### What you are asked to do
Return the number of lines that include the string "разновидностей", without any other text.

=-=-=-=-=

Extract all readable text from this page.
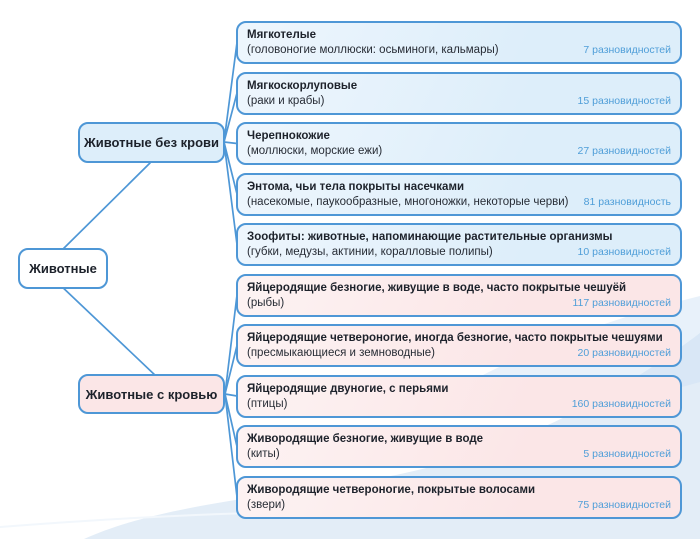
Животные
Животные без крови
Животные с кровью
Мягкотелые
(головоногие моллюски: осьминоги, кальмары)	7 разновидностей
Мягкоскорлуповые
(раки и крабы)	15 разновидностей
Черепнокожие
(моллюски, морские ежи)	27 разновидностей
Энтома, чьи тела покрыты насечками
(насекомые, паукообразные, многоножки, некоторые черви) 81 разновидность
Зоофиты: животные, напоминающие растительные организмы
(губки, медузы, актинии, коралловые полипы)	10 разновидностей
Яйцеродящие безногие, живущие в воде, часто покрытые чешуёй
(рыбы)	117 разновидностей
Яйцеродящие четвероногие, иногда безногие, часто покрытые чешуями
(пресмыкающиеся и земноводные)	20 разновидностей
Яйцеродящие двуногие, с перьями
(птицы)	160 разновидностей
Живородящие безногие, живущие в воде
(киты)	5 разновидностей
Живородящие четвероногие, покрытые волосами
(звери)	75 разновидностей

=-=-=-=-=

### Completed task
9